* **WORK REQUIRED**:
Show each line that has the string "terminals" in it.

Saved data entries:
+++

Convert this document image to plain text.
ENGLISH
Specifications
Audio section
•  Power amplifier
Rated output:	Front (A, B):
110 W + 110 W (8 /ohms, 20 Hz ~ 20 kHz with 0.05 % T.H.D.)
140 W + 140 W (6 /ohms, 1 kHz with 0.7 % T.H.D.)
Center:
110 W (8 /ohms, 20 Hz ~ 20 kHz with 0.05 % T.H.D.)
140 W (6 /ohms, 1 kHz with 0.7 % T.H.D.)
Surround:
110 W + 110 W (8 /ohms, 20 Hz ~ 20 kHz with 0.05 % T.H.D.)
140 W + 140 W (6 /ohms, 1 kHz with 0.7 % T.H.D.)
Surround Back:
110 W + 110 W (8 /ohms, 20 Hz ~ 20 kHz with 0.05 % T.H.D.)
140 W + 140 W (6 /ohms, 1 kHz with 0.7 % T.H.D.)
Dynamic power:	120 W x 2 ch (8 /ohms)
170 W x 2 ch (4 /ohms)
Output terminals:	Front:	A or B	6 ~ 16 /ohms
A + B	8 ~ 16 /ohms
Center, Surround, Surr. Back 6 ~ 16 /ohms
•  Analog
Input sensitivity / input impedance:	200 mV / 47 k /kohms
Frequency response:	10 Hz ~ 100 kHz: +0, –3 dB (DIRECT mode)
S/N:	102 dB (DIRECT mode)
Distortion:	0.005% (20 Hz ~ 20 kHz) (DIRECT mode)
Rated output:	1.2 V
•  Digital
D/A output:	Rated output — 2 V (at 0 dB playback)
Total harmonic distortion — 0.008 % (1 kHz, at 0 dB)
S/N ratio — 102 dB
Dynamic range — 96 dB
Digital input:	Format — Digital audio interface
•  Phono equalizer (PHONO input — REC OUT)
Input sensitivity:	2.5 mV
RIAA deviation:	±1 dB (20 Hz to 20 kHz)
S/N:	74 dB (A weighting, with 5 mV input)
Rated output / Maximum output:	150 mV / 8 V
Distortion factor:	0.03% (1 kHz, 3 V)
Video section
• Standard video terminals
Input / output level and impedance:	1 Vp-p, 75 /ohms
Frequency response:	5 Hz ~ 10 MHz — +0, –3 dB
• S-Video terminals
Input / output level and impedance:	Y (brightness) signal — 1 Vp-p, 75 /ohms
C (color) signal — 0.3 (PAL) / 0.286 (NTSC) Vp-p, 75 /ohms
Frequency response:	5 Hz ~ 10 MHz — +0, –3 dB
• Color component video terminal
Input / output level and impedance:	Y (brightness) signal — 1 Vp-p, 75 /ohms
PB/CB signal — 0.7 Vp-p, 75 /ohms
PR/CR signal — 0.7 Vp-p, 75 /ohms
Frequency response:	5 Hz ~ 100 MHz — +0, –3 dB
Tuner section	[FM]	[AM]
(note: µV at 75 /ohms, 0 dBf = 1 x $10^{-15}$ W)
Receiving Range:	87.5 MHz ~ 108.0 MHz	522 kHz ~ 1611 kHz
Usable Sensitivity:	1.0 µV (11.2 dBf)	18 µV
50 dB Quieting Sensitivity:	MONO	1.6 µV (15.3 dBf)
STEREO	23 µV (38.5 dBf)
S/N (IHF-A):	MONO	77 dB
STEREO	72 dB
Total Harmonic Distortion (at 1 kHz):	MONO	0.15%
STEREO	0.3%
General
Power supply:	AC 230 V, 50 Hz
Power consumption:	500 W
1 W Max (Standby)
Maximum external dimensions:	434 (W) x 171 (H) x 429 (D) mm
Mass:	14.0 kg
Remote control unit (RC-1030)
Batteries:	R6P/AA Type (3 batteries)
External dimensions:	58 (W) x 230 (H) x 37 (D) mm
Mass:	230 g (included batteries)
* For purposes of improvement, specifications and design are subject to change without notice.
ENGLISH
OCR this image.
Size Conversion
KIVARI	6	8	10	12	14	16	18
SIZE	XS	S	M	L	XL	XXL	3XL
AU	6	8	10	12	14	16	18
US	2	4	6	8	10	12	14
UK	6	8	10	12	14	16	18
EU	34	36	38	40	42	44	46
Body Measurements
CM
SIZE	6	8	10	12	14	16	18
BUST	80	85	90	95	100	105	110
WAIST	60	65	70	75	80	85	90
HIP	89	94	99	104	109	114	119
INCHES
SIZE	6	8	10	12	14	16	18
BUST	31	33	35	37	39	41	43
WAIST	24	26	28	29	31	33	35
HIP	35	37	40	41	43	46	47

+++

* **TASK RESULT**:
Output terminals:	Front:	A or B	6 ~ 16 /ohms
• Standard video terminals
• S-Video terminals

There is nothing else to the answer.